=== Passage given ===

● ● ●

UNITED STATES
SECURITIES AND EXCHANGE COMMISSION
Washington, D.C.  20549

FORM 8-K

CURRENT REPORT
Pursuant to Section 13 or 15(d) of the
Securities Exchange Act of 1934


Date of Report (Date of Earliest Event Reported):   May 26, 2011


Banner Corporation
(Exact name of registrant as specified in its charter)
 
 
Washington 0-26584    91-1691604
(State or other jurisdiction  (Commission File  (I.R.S. Employer 
of incorporation)  Number) 
Identification No.)
 
10 S. First Avenue
Walla Walla, Washington  99362
(Address of principal executive offices and zip code)

(509) 527-3636
(Registrant’s telephone number, including area code)


Check the appropriate box below if the Form 8-K filing is intended to simultaneously satisfy the filing obligation of the registrant under any of the following provisions.
 

[  ]  Written communications pursuant to Rule 425 under the Securities Act (17 CFR 230.425)

[  ]  Soliciting material pursuant to Rule 14a-12 under the Exchange Act (17 CFR 240.14a-12)
 
[  ]  Pre-commencement communications pursuant to Rule 14d-2(b) under the Exchange Act (17 CFR 240.14d-2(b))
 
[  ]  Pre-commencement communications pursuant to Rule 13e-4(c) under the Exchange Act (17 CFR 240.13e-4(c))



 
 

 

Item 5.03 Amendments to Articles of Incorporation or Bylaws; Change in Fiscal Year

       On May 26, 2011, Banner Corporation (“Company”) filed with the Secretary of State of the State of Washington Articles of Amendment to the Amended and Restated Articles of Incorporation of the Company, which effected a 1-for-7 reverse stock split.  The amendment to the Company’s Amended and Restated Articles of Incorporation is effective June 1, 2011.  A copy of the amendment is included as Exhibit 3.1 to this Form 8-K and incorporated herein by reference.

● ● ●

=== What needs to be done ===
Set down the Banner Corporation filing above word for word, from "On May 26, 2011, Banner" up to and including "herein by reference.".

=== Supplied material ===
● ● ●

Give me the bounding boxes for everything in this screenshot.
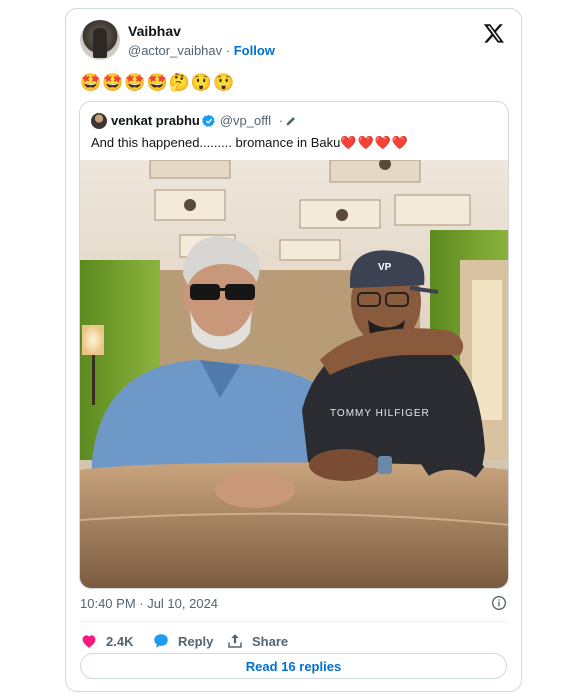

● ● ●

=== Task output ===
On May 26, 2011, Banner Corporation (“Company”) filed with the Secretary of State of the State of Washington Articles of Amendment to the Amended and Restated Articles of Incorporation of the Company, which effected a 1-for-7 reverse stock split.  The amendment to the Company’s Amended and Restated Articles of Incorporation is effective June 1, 2011.  A copy of the amendment is included as Exhibit 3.1 to this Form 8-K and incorporated herein by reference.